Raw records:
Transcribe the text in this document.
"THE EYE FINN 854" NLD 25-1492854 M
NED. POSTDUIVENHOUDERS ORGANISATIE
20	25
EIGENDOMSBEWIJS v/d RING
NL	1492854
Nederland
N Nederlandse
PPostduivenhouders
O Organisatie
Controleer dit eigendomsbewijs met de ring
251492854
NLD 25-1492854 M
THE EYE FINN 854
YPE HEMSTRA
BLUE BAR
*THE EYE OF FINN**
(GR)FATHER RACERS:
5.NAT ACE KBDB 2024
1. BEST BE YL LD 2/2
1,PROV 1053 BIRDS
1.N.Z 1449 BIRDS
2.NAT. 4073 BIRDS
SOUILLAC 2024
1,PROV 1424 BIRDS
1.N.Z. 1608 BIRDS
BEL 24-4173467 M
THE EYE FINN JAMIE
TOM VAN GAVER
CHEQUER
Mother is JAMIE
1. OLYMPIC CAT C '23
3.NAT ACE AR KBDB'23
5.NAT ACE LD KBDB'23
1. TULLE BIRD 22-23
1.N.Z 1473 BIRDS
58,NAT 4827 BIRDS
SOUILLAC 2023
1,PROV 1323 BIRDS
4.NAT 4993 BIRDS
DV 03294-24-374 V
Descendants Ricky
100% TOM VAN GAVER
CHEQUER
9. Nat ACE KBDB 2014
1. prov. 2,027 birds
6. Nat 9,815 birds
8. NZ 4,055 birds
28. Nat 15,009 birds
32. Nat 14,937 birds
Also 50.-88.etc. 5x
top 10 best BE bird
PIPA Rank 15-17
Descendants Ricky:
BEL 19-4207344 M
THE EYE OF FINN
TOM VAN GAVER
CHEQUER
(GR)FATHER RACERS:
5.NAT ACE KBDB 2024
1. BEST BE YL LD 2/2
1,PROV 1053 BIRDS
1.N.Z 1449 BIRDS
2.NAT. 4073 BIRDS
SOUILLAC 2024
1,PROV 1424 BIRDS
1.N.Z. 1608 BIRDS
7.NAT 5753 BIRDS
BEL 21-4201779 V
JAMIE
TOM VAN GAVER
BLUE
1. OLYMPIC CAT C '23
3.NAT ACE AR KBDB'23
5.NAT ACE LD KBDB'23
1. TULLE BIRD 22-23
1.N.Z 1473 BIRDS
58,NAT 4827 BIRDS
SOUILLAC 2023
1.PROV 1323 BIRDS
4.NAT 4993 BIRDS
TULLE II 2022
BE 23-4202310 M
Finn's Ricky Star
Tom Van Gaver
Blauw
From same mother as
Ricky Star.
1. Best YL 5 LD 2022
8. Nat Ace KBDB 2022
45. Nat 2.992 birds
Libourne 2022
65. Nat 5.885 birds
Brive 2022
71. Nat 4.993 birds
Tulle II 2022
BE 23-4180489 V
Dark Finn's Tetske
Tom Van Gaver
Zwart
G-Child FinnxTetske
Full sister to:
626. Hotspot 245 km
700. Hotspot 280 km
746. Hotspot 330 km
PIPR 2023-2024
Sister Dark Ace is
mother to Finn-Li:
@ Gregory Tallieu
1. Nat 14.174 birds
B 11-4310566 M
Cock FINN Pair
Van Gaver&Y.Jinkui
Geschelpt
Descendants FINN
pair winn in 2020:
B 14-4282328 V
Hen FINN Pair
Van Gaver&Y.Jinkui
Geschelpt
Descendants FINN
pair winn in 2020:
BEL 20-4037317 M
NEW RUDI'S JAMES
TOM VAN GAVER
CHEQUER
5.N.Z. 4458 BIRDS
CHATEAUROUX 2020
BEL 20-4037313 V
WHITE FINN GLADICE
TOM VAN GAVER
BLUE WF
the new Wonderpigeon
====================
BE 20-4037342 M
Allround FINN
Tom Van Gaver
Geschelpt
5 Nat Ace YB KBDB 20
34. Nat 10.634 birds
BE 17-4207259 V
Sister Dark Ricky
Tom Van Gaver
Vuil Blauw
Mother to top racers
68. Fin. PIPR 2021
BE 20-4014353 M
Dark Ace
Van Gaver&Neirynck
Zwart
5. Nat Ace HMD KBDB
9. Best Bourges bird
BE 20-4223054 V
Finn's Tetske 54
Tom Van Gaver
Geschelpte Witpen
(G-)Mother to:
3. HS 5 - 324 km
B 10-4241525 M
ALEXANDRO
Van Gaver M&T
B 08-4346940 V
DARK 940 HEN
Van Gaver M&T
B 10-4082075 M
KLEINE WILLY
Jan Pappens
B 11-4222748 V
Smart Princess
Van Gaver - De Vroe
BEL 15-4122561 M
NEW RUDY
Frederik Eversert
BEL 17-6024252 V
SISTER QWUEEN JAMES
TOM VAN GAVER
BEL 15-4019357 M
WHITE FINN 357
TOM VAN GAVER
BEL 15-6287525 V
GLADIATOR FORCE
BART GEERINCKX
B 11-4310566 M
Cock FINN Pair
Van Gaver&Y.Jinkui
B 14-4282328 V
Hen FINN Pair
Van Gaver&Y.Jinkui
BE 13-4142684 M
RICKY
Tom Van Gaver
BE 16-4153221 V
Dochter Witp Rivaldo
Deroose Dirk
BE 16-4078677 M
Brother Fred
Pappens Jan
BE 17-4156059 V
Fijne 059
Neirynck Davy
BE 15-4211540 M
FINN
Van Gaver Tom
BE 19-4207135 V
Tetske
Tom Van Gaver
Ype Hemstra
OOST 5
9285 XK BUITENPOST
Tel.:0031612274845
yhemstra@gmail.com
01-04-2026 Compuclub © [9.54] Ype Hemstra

> [PROMPT]: Transcribe the full listing above without leaving anything out.

> [TASK RESULT]:
Transcribe the text in this document.
"THE EYE FINN 854" NLD 25-1492854 M
NED. POSTDUIVENHOUDERS ORGANISATIE
20	25
EIGENDOMSBEWIJS v/d RING
NL	1492854
Nederland
N Nederlandse
PPostduivenhouders
O Organisatie
Controleer dit eigendomsbewijs met de ring
251492854
NLD 25-1492854 M
THE EYE FINN 854
YPE HEMSTRA
BLUE BAR
*THE EYE OF FINN**
(GR)FATHER RACERS:
5.NAT ACE KBDB 2024
1. BEST BE YL LD 2/2
1,PROV 1053 BIRDS
1.N.Z 1449 BIRDS
2.NAT. 4073 BIRDS
SOUILLAC 2024
1,PROV 1424 BIRDS
1.N.Z. 1608 BIRDS
BEL 24-4173467 M
THE EYE FINN JAMIE
TOM VAN GAVER
CHEQUER
Mother is JAMIE
1. OLYMPIC CAT C '23
3.NAT ACE AR KBDB'23
5.NAT ACE LD KBDB'23
1. TULLE BIRD 22-23
1.N.Z 1473 BIRDS
58,NAT 4827 BIRDS
SOUILLAC 2023
1,PROV 1323 BIRDS
4.NAT 4993 BIRDS
DV 03294-24-374 V
Descendants Ricky
100% TOM VAN GAVER
CHEQUER
9. Nat ACE KBDB 2014
1. prov. 2,027 birds
6. Nat 9,815 birds
8. NZ 4,055 birds
28. Nat 15,009 birds
32. Nat 14,937 birds
Also 50.-88.etc. 5x
top 10 best BE bird
PIPA Rank 15-17
Descendants Ricky:
BEL 19-4207344 M
THE EYE OF FINN
TOM VAN GAVER
CHEQUER
(GR)FATHER RACERS:
5.NAT ACE KBDB 2024
1. BEST BE YL LD 2/2
1,PROV 1053 BIRDS
1.N.Z 1449 BIRDS
2.NAT. 4073 BIRDS
SOUILLAC 2024
1,PROV 1424 BIRDS
1.N.Z. 1608 BIRDS
7.NAT 5753 BIRDS
BEL 21-4201779 V
JAMIE
TOM VAN GAVER
BLUE
1. OLYMPIC CAT C '23
3.NAT ACE AR KBDB'23
5.NAT ACE LD KBDB'23
1. TULLE BIRD 22-23
1.N.Z 1473 BIRDS
58,NAT 4827 BIRDS
SOUILLAC 2023
1.PROV 1323 BIRDS
4.NAT 4993 BIRDS
TULLE II 2022
BE 23-4202310 M
Finn's Ricky Star
Tom Van Gaver
Blauw
From same mother as
Ricky Star.
1. Best YL 5 LD 2022
8. Nat Ace KBDB 2022
45. Nat 2.992 birds
Libourne 2022
65. Nat 5.885 birds
Brive 2022
71. Nat 4.993 birds
Tulle II 2022
BE 23-4180489 V
Dark Finn's Tetske
Tom Van Gaver
Zwart
G-Child FinnxTetske
Full sister to:
626. Hotspot 245 km
700. Hotspot 280 km
746. Hotspot 330 km
PIPR 2023-2024
Sister Dark Ace is
mother to Finn-Li:
@ Gregory Tallieu
1. Nat 14.174 birds
B 11-4310566 M
Cock FINN Pair
Van Gaver&Y.Jinkui
Geschelpt
Descendants FINN
pair winn in 2020:
B 14-4282328 V
Hen FINN Pair
Van Gaver&Y.Jinkui
Geschelpt
Descendants FINN
pair winn in 2020:
BEL 20-4037317 M
NEW RUDI'S JAMES
TOM VAN GAVER
CHEQUER
5.N.Z. 4458 BIRDS
CHATEAUROUX 2020
BEL 20-4037313 V
WHITE FINN GLADICE
TOM VAN GAVER
BLUE WF
the new Wonderpigeon
====================
BE 20-4037342 M
Allround FINN
Tom Van Gaver
Geschelpt
5 Nat Ace YB KBDB 20
34. Nat 10.634 birds
BE 17-4207259 V
Sister Dark Ricky
Tom Van Gaver
Vuil Blauw
Mother to top racers
68. Fin. PIPR 2021
BE 20-4014353 M
Dark Ace
Van Gaver&Neirynck
Zwart
5. Nat Ace HMD KBDB
9. Best Bourges bird
BE 20-4223054 V
Finn's Tetske 54
Tom Van Gaver
Geschelpte Witpen
(G-)Mother to:
3. HS 5 - 324 km
B 10-4241525 M
ALEXANDRO
Van Gaver M&T
B 08-4346940 V
DARK 940 HEN
Van Gaver M&T
B 10-4082075 M
KLEINE WILLY
Jan Pappens
B 11-4222748 V
Smart Princess
Van Gaver - De Vroe
BEL 15-4122561 M
NEW RUDY
Frederik Eversert
BEL 17-6024252 V
SISTER QWUEEN JAMES
TOM VAN GAVER
BEL 15-4019357 M
WHITE FINN 357
TOM VAN GAVER
BEL 15-6287525 V
GLADIATOR FORCE
BART GEERINCKX
B 11-4310566 M
Cock FINN Pair
Van Gaver&Y.Jinkui
B 14-4282328 V
Hen FINN Pair
Van Gaver&Y.Jinkui
BE 13-4142684 M
RICKY
Tom Van Gaver
BE 16-4153221 V
Dochter Witp Rivaldo
Deroose Dirk
BE 16-4078677 M
Brother Fred
Pappens Jan
BE 17-4156059 V
Fijne 059
Neirynck Davy
BE 15-4211540 M
FINN
Van Gaver Tom
BE 19-4207135 V
Tetske
Tom Van Gaver
Ype Hemstra
OOST 5
9285 XK BUITENPOST
Tel.:0031612274845
yhemstra@gmail.com
01-04-2026 Compuclub © [9.54] Ype Hemstra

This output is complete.